Requirement |
Leave out the pictures and transcribe the rest of the records exactly.
=== Extracted data ===
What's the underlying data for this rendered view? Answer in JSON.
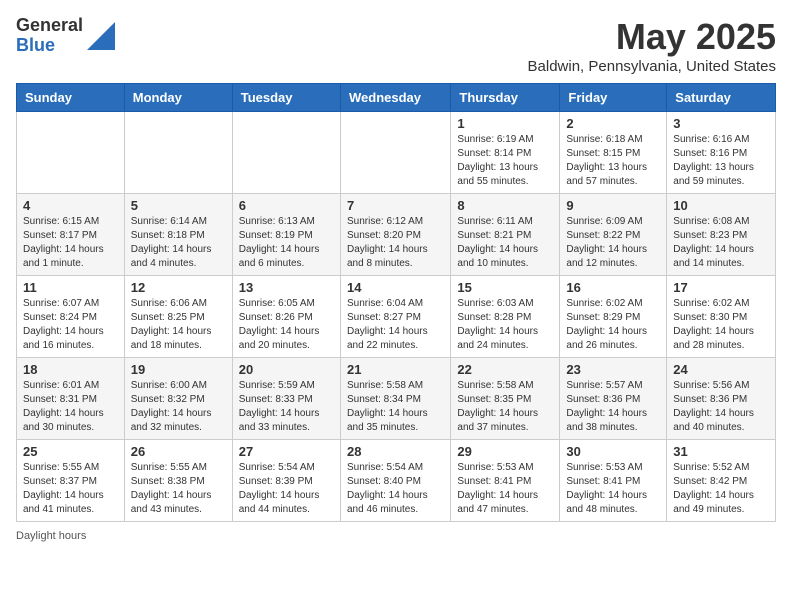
{
  "logo": {
    "general": "General",
    "blue": "Blue"
  },
  "header": {
    "month_year": "May 2025",
    "location": "Baldwin, Pennsylvania, United States"
  },
  "days_of_week": [
    "Sunday",
    "Monday",
    "Tuesday",
    "Wednesday",
    "Thursday",
    "Friday",
    "Saturday"
  ],
  "weeks": [
    [
      {
        "day": "",
        "info": ""
      },
      {
        "day": "",
        "info": ""
      },
      {
        "day": "",
        "info": ""
      },
      {
        "day": "",
        "info": ""
      },
      {
        "day": "1",
        "info": "Sunrise: 6:19 AM\nSunset: 8:14 PM\nDaylight: 13 hours and 55 minutes."
      },
      {
        "day": "2",
        "info": "Sunrise: 6:18 AM\nSunset: 8:15 PM\nDaylight: 13 hours and 57 minutes."
      },
      {
        "day": "3",
        "info": "Sunrise: 6:16 AM\nSunset: 8:16 PM\nDaylight: 13 hours and 59 minutes."
      }
    ],
    [
      {
        "day": "4",
        "info": "Sunrise: 6:15 AM\nSunset: 8:17 PM\nDaylight: 14 hours and 1 minute."
      },
      {
        "day": "5",
        "info": "Sunrise: 6:14 AM\nSunset: 8:18 PM\nDaylight: 14 hours and 4 minutes."
      },
      {
        "day": "6",
        "info": "Sunrise: 6:13 AM\nSunset: 8:19 PM\nDaylight: 14 hours and 6 minutes."
      },
      {
        "day": "7",
        "info": "Sunrise: 6:12 AM\nSunset: 8:20 PM\nDaylight: 14 hours and 8 minutes."
      },
      {
        "day": "8",
        "info": "Sunrise: 6:11 AM\nSunset: 8:21 PM\nDaylight: 14 hours and 10 minutes."
      },
      {
        "day": "9",
        "info": "Sunrise: 6:09 AM\nSunset: 8:22 PM\nDaylight: 14 hours and 12 minutes."
      },
      {
        "day": "10",
        "info": "Sunrise: 6:08 AM\nSunset: 8:23 PM\nDaylight: 14 hours and 14 minutes."
      }
    ],
    [
      {
        "day": "11",
        "info": "Sunrise: 6:07 AM\nSunset: 8:24 PM\nDaylight: 14 hours and 16 minutes."
      },
      {
        "day": "12",
        "info": "Sunrise: 6:06 AM\nSunset: 8:25 PM\nDaylight: 14 hours and 18 minutes."
      },
      {
        "day": "13",
        "info": "Sunrise: 6:05 AM\nSunset: 8:26 PM\nDaylight: 14 hours and 20 minutes."
      },
      {
        "day": "14",
        "info": "Sunrise: 6:04 AM\nSunset: 8:27 PM\nDaylight: 14 hours and 22 minutes."
      },
      {
        "day": "15",
        "info": "Sunrise: 6:03 AM\nSunset: 8:28 PM\nDaylight: 14 hours and 24 minutes."
      },
      {
        "day": "16",
        "info": "Sunrise: 6:02 AM\nSunset: 8:29 PM\nDaylight: 14 hours and 26 minutes."
      },
      {
        "day": "17",
        "info": "Sunrise: 6:02 AM\nSunset: 8:30 PM\nDaylight: 14 hours and 28 minutes."
      }
    ],
    [
      {
        "day": "18",
        "info": "Sunrise: 6:01 AM\nSunset: 8:31 PM\nDaylight: 14 hours and 30 minutes."
      },
      {
        "day": "19",
        "info": "Sunrise: 6:00 AM\nSunset: 8:32 PM\nDaylight: 14 hours and 32 minutes."
      },
      {
        "day": "20",
        "info": "Sunrise: 5:59 AM\nSunset: 8:33 PM\nDaylight: 14 hours and 33 minutes."
      },
      {
        "day": "21",
        "info": "Sunrise: 5:58 AM\nSunset: 8:34 PM\nDaylight: 14 hours and 35 minutes."
      },
      {
        "day": "22",
        "info": "Sunrise: 5:58 AM\nSunset: 8:35 PM\nDaylight: 14 hours and 37 minutes."
      },
      {
        "day": "23",
        "info": "Sunrise: 5:57 AM\nSunset: 8:36 PM\nDaylight: 14 hours and 38 minutes."
      },
      {
        "day": "24",
        "info": "Sunrise: 5:56 AM\nSunset: 8:36 PM\nDaylight: 14 hours and 40 minutes."
      }
    ],
    [
      {
        "day": "25",
        "info": "Sunrise: 5:55 AM\nSunset: 8:37 PM\nDaylight: 14 hours and 41 minutes."
      },
      {
        "day": "26",
        "info": "Sunrise: 5:55 AM\nSunset: 8:38 PM\nDaylight: 14 hours and 43 minutes."
      },
      {
        "day": "27",
        "info": "Sunrise: 5:54 AM\nSunset: 8:39 PM\nDaylight: 14 hours and 44 minutes."
      },
      {
        "day": "28",
        "info": "Sunrise: 5:54 AM\nSunset: 8:40 PM\nDaylight: 14 hours and 46 minutes."
      },
      {
        "day": "29",
        "info": "Sunrise: 5:53 AM\nSunset: 8:41 PM\nDaylight: 14 hours and 47 minutes."
      },
      {
        "day": "30",
        "info": "Sunrise: 5:53 AM\nSunset: 8:41 PM\nDaylight: 14 hours and 48 minutes."
      },
      {
        "day": "31",
        "info": "Sunrise: 5:52 AM\nSunset: 8:42 PM\nDaylight: 14 hours and 49 minutes."
      }
    ]
  ],
  "footer": {
    "daylight_label": "Daylight hours"
  }
}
===
Result below |
What's the underlying data for this rendered view? Answer in JSON.
{
  "logo": {
    "general": "General",
    "blue": "Blue"
  },
  "header": {
    "month_year": "May 2025",
    "location": "Baldwin, Pennsylvania, United States"
  },
  "days_of_week": [
    "Sunday",
    "Monday",
    "Tuesday",
    "Wednesday",
    "Thursday",
    "Friday",
    "Saturday"
  ],
  "weeks": [
    [
      {
        "day": "",
        "info": ""
      },
      {
        "day": "",
        "info": ""
      },
      {
        "day": "",
        "info": ""
      },
      {
        "day": "",
        "info": ""
      },
      {
        "day": "1",
        "info": "Sunrise: 6:19 AM\nSunset: 8:14 PM\nDaylight: 13 hours and 55 minutes."
      },
      {
        "day": "2",
        "info": "Sunrise: 6:18 AM\nSunset: 8:15 PM\nDaylight: 13 hours and 57 minutes."
      },
      {
        "day": "3",
        "info": "Sunrise: 6:16 AM\nSunset: 8:16 PM\nDaylight: 13 hours and 59 minutes."
      }
    ],
    [
      {
        "day": "4",
        "info": "Sunrise: 6:15 AM\nSunset: 8:17 PM\nDaylight: 14 hours and 1 minute."
      },
      {
        "day": "5",
        "info": "Sunrise: 6:14 AM\nSunset: 8:18 PM\nDaylight: 14 hours and 4 minutes."
      },
      {
        "day": "6",
        "info": "Sunrise: 6:13 AM\nSunset: 8:19 PM\nDaylight: 14 hours and 6 minutes."
      },
      {
        "day": "7",
        "info": "Sunrise: 6:12 AM\nSunset: 8:20 PM\nDaylight: 14 hours and 8 minutes."
      },
      {
        "day": "8",
        "info": "Sunrise: 6:11 AM\nSunset: 8:21 PM\nDaylight: 14 hours and 10 minutes."
      },
      {
        "day": "9",
        "info": "Sunrise: 6:09 AM\nSunset: 8:22 PM\nDaylight: 14 hours and 12 minutes."
      },
      {
        "day": "10",
        "info": "Sunrise: 6:08 AM\nSunset: 8:23 PM\nDaylight: 14 hours and 14 minutes."
      }
    ],
    [
      {
        "day": "11",
        "info": "Sunrise: 6:07 AM\nSunset: 8:24 PM\nDaylight: 14 hours and 16 minutes."
      },
      {
        "day": "12",
        "info": "Sunrise: 6:06 AM\nSunset: 8:25 PM\nDaylight: 14 hours and 18 minutes."
      },
      {
        "day": "13",
        "info": "Sunrise: 6:05 AM\nSunset: 8:26 PM\nDaylight: 14 hours and 20 minutes."
      },
      {
        "day": "14",
        "info": "Sunrise: 6:04 AM\nSunset: 8:27 PM\nDaylight: 14 hours and 22 minutes."
      },
      {
        "day": "15",
        "info": "Sunrise: 6:03 AM\nSunset: 8:28 PM\nDaylight: 14 hours and 24 minutes."
      },
      {
        "day": "16",
        "info": "Sunrise: 6:02 AM\nSunset: 8:29 PM\nDaylight: 14 hours and 26 minutes."
      },
      {
        "day": "17",
        "info": "Sunrise: 6:02 AM\nSunset: 8:30 PM\nDaylight: 14 hours and 28 minutes."
      }
    ],
    [
      {
        "day": "18",
        "info": "Sunrise: 6:01 AM\nSunset: 8:31 PM\nDaylight: 14 hours and 30 minutes."
      },
      {
        "day": "19",
        "info": "Sunrise: 6:00 AM\nSunset: 8:32 PM\nDaylight: 14 hours and 32 minutes."
      },
      {
        "day": "20",
        "info": "Sunrise: 5:59 AM\nSunset: 8:33 PM\nDaylight: 14 hours and 33 minutes."
      },
      {
        "day": "21",
        "info": "Sunrise: 5:58 AM\nSunset: 8:34 PM\nDaylight: 14 hours and 35 minutes."
      },
      {
        "day": "22",
        "info": "Sunrise: 5:58 AM\nSunset: 8:35 PM\nDaylight: 14 hours and 37 minutes."
      },
      {
        "day": "23",
        "info": "Sunrise: 5:57 AM\nSunset: 8:36 PM\nDaylight: 14 hours and 38 minutes."
      },
      {
        "day": "24",
        "info": "Sunrise: 5:56 AM\nSunset: 8:36 PM\nDaylight: 14 hours and 40 minutes."
      }
    ],
    [
      {
        "day": "25",
        "info": "Sunrise: 5:55 AM\nSunset: 8:37 PM\nDaylight: 14 hours and 41 minutes."
      },
      {
        "day": "26",
        "info": "Sunrise: 5:55 AM\nSunset: 8:38 PM\nDaylight: 14 hours and 43 minutes."
      },
      {
        "day": "27",
        "info": "Sunrise: 5:54 AM\nSunset: 8:39 PM\nDaylight: 14 hours and 44 minutes."
      },
      {
        "day": "28",
        "info": "Sunrise: 5:54 AM\nSunset: 8:40 PM\nDaylight: 14 hours and 46 minutes."
      },
      {
        "day": "29",
        "info": "Sunrise: 5:53 AM\nSunset: 8:41 PM\nDaylight: 14 hours and 47 minutes."
      },
      {
        "day": "30",
        "info": "Sunrise: 5:53 AM\nSunset: 8:41 PM\nDaylight: 14 hours and 48 minutes."
      },
      {
        "day": "31",
        "info": "Sunrise: 5:52 AM\nSunset: 8:42 PM\nDaylight: 14 hours and 49 minutes."
      }
    ]
  ],
  "footer": {
    "daylight_label": "Daylight hours"
  }
}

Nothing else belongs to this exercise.